What needs to be done — Filter out everything except lines holding "this".

*** Task material ***

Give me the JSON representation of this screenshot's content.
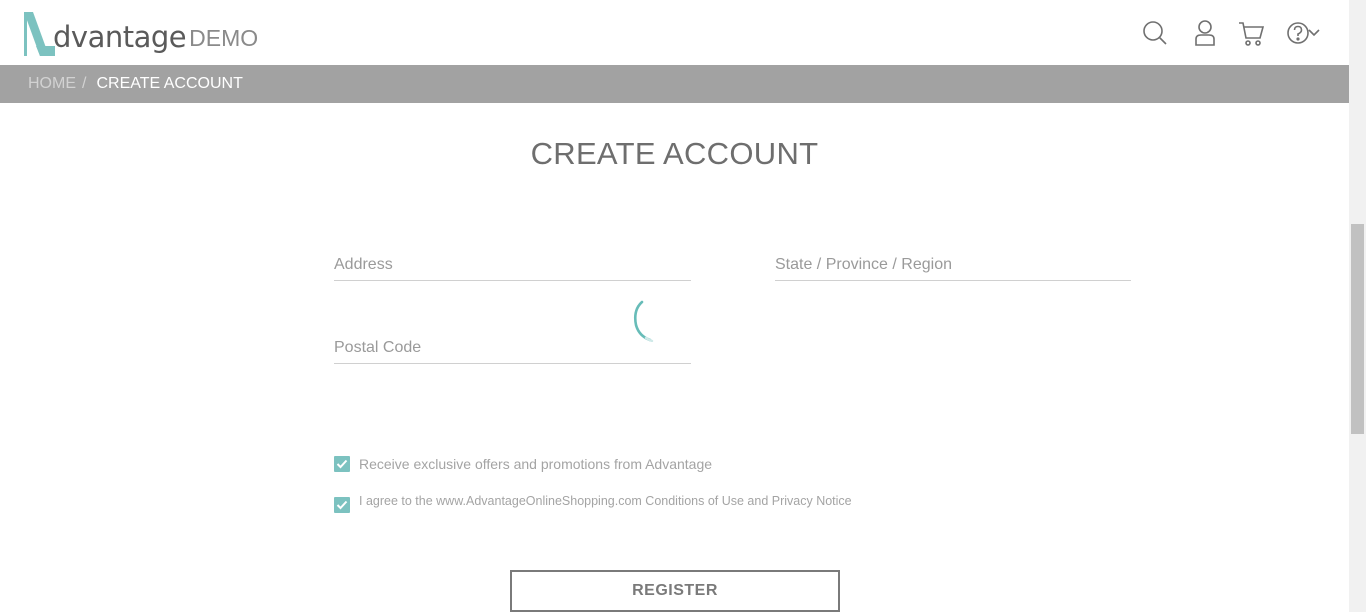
{
  "brand": {
    "logo_word": "dvantage",
    "logo_demo": "DEMO",
    "accent_color": "#7cc2c0"
  },
  "header": {
    "icons": [
      "search-icon",
      "user-icon",
      "cart-icon",
      "help-icon",
      "chevron-down-icon"
    ]
  },
  "breadcrumb": {
    "home": "HOME",
    "separator": "/",
    "current": "CREATE ACCOUNT"
  },
  "page": {
    "title": "CREATE ACCOUNT"
  },
  "form": {
    "address": {
      "placeholder": "Address",
      "value": ""
    },
    "state": {
      "placeholder": "State / Province / Region",
      "value": ""
    },
    "postal_code": {
      "placeholder": "Postal Code",
      "value": ""
    },
    "offers_checkbox": {
      "label": "Receive exclusive offers and promotions from Advantage",
      "checked": true
    },
    "terms_checkbox": {
      "label": "I agree to the www.AdvantageOnlineShopping.com Conditions of Use and Privacy Notice",
      "checked": true
    },
    "register_label": "REGISTER"
  }
}
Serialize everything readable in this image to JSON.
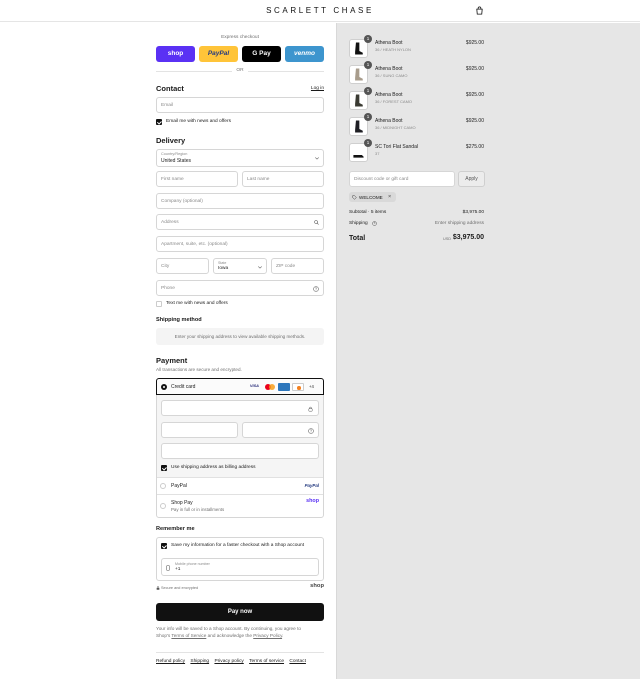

***

Finished task —
Give me the JSON representation of this screenshot's content.
Serialize everything readable in this image to JSON.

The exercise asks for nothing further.